*Task to complete*: Pick out every line that holds the string "solicitudes" and copy it.

* Start *

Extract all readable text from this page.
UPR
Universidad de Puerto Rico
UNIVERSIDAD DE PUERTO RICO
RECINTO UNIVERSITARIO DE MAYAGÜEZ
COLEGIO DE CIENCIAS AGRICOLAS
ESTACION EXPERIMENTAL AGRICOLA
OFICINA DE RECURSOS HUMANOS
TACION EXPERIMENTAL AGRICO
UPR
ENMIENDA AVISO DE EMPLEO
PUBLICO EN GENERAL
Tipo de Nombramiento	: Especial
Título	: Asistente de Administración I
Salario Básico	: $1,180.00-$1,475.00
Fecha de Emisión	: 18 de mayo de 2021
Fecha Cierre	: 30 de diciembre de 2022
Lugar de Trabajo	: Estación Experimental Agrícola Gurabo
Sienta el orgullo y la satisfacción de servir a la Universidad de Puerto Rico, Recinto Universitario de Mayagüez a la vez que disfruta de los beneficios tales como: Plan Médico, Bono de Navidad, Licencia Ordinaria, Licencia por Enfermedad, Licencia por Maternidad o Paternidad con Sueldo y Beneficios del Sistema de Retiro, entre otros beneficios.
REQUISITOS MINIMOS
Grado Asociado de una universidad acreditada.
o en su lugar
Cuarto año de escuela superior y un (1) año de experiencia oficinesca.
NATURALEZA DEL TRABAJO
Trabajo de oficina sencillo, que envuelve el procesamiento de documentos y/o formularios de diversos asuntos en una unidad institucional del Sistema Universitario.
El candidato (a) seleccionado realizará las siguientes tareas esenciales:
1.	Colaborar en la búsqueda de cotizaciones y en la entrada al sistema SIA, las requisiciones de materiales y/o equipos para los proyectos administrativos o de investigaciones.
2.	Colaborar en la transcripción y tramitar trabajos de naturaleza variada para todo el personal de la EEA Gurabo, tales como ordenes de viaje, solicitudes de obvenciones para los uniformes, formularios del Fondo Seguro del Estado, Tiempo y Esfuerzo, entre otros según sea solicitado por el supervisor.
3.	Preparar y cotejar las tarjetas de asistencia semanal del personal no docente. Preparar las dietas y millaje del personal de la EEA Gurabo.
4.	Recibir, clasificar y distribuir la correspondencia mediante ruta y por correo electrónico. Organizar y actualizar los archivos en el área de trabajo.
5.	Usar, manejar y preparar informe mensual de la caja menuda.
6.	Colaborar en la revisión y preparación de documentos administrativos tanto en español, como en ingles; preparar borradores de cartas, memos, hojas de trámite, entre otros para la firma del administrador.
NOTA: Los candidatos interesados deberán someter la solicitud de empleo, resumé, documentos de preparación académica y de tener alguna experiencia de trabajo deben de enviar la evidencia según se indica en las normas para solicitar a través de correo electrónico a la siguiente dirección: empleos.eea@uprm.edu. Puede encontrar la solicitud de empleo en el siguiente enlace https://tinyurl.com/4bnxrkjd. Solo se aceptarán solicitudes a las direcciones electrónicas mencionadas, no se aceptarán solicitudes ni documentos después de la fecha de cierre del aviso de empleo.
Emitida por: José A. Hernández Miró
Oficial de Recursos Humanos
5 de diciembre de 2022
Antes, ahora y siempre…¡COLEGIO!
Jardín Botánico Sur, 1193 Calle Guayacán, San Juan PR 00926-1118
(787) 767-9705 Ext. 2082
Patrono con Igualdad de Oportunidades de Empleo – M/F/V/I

* End *

*Answer for the task*:
2.	Colaborar en la transcripción y tramitar trabajos de naturaleza variada para todo el personal de la EEA Gurabo, tales como ordenes de viaje, solicitudes de obvenciones para los uniformes, formularios del Fondo Seguro del Estado, Tiempo y Esfuerzo, entre otros según sea solicitado por el supervisor.
NOTA: Los candidatos interesados deberán someter la solicitud de empleo, resumé, documentos de preparación académica y de tener alguna experiencia de trabajo deben de enviar la evidencia según se indica en las normas para solicitar a través de correo electrónico a la siguiente dirección: empleos.eea@uprm.edu. Puede encontrar la solicitud de empleo en el siguiente enlace https://tinyurl.com/4bnxrkjd. Solo se aceptarán solicitudes a las direcciones electrónicas mencionadas, no se aceptarán solicitudes ni documentos después de la fecha de cierre del aviso de empleo.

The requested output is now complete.